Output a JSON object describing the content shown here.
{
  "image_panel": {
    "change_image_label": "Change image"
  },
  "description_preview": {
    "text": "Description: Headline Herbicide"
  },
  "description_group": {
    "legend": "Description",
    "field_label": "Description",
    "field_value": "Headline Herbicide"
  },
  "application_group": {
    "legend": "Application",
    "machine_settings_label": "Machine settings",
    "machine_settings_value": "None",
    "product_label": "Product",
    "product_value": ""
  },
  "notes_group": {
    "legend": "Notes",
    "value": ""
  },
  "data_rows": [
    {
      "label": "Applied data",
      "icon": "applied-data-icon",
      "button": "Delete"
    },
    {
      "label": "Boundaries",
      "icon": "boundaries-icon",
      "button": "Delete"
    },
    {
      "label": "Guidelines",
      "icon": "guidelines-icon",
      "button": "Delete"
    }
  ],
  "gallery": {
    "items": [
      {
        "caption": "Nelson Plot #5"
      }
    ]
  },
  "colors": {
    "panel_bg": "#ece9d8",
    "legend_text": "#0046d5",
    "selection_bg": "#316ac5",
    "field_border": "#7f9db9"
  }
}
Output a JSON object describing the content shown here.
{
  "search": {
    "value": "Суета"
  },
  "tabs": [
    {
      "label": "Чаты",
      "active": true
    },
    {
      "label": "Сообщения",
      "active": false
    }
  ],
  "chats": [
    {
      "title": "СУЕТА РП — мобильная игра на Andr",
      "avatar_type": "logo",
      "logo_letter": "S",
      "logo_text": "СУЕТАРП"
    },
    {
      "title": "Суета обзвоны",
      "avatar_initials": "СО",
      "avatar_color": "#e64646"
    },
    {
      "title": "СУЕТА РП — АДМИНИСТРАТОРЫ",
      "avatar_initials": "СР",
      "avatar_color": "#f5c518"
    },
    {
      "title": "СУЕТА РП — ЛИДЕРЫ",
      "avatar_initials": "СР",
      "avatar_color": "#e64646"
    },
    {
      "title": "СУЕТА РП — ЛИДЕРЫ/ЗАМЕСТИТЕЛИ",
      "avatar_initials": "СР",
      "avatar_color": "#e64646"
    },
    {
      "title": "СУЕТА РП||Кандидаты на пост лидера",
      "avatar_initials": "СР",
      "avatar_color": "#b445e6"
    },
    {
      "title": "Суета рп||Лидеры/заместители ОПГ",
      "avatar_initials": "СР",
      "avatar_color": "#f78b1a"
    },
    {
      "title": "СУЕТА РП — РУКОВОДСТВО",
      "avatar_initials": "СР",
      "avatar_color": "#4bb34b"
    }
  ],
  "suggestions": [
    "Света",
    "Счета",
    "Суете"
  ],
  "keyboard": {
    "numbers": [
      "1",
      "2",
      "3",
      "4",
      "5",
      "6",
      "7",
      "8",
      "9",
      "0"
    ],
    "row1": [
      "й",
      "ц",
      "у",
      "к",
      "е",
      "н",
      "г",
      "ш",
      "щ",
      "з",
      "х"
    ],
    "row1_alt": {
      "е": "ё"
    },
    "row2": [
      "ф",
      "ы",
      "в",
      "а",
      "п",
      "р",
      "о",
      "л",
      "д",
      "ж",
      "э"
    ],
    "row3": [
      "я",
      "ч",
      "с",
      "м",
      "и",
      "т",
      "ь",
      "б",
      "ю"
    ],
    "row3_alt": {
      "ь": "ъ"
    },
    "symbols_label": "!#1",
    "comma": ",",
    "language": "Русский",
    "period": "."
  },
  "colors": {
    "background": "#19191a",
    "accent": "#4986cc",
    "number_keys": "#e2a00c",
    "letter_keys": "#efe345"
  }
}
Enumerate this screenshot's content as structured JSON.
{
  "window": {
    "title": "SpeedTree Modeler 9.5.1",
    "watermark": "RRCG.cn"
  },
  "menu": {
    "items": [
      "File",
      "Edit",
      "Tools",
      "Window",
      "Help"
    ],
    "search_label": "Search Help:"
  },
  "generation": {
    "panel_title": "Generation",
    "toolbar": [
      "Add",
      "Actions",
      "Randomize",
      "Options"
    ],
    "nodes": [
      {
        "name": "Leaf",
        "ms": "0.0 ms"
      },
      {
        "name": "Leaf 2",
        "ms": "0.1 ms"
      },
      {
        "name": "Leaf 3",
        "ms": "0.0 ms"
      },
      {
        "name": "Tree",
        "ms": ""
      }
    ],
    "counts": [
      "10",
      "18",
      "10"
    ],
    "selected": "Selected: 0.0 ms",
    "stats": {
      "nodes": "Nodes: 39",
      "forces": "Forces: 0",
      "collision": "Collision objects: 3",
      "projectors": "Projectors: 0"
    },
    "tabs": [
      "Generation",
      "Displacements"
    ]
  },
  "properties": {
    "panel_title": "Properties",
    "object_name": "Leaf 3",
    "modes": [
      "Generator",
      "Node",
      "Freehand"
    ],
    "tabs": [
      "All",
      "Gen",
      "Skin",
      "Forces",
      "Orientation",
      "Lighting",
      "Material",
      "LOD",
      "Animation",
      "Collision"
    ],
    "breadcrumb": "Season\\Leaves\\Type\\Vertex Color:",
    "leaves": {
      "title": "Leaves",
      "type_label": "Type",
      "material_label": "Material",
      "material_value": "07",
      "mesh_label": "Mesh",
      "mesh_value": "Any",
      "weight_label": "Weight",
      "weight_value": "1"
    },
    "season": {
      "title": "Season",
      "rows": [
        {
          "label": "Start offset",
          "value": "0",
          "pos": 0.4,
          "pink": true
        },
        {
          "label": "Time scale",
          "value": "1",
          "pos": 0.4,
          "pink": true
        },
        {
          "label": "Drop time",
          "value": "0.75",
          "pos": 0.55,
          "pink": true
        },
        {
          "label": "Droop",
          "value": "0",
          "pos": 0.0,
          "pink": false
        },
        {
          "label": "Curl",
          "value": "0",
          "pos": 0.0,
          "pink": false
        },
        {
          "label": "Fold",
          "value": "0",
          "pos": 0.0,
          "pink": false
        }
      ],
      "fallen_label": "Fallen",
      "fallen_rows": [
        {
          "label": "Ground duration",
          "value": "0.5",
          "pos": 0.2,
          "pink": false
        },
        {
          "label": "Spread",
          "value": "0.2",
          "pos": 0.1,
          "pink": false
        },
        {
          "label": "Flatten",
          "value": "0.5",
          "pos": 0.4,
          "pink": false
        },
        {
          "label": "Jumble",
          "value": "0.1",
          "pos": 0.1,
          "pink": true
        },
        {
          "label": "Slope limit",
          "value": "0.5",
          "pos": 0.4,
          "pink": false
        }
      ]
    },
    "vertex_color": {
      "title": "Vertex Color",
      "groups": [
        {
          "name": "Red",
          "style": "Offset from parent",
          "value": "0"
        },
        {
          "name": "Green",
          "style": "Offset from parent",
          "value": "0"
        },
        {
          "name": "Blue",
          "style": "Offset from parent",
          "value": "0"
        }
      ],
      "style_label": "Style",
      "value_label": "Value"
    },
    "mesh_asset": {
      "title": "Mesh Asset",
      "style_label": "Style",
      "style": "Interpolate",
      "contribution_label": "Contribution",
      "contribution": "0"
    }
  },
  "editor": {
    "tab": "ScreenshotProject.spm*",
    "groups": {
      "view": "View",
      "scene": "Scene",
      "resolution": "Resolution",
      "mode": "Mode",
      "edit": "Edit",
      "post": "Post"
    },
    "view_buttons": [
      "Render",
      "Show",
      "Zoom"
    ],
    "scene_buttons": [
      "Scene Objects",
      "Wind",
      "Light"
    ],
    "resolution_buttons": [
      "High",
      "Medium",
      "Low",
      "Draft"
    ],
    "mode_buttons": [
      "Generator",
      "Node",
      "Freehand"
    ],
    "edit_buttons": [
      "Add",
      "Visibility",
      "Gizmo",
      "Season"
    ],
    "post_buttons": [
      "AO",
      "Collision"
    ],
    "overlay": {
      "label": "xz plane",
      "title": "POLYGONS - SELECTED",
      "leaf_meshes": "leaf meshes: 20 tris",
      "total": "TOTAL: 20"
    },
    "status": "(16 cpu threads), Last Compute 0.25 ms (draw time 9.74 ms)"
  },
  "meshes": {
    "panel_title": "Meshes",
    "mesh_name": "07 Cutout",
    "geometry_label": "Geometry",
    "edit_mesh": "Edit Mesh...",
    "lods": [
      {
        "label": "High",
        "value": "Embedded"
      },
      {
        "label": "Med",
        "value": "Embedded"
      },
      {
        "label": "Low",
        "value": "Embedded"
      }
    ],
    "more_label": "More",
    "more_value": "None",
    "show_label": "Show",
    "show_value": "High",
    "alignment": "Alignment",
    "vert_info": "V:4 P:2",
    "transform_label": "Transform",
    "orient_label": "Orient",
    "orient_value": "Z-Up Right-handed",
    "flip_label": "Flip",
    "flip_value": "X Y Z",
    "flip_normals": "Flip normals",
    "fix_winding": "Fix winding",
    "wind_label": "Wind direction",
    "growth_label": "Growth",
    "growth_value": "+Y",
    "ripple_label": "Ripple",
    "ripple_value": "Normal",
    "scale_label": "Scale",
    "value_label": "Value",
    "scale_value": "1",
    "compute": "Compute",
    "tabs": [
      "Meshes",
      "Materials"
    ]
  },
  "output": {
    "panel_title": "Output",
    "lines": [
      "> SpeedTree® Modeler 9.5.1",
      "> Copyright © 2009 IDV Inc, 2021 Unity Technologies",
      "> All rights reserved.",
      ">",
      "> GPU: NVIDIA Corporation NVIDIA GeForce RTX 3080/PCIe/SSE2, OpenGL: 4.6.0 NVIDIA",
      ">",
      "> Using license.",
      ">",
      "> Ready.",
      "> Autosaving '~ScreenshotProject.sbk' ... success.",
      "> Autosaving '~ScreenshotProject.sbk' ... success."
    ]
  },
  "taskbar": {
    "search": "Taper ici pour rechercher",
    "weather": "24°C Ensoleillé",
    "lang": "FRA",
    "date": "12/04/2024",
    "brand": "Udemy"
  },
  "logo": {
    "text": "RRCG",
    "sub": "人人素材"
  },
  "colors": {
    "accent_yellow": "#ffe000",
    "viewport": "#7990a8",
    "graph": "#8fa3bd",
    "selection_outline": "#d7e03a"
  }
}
───
Give only the number of lines in the entries that contain "None".

2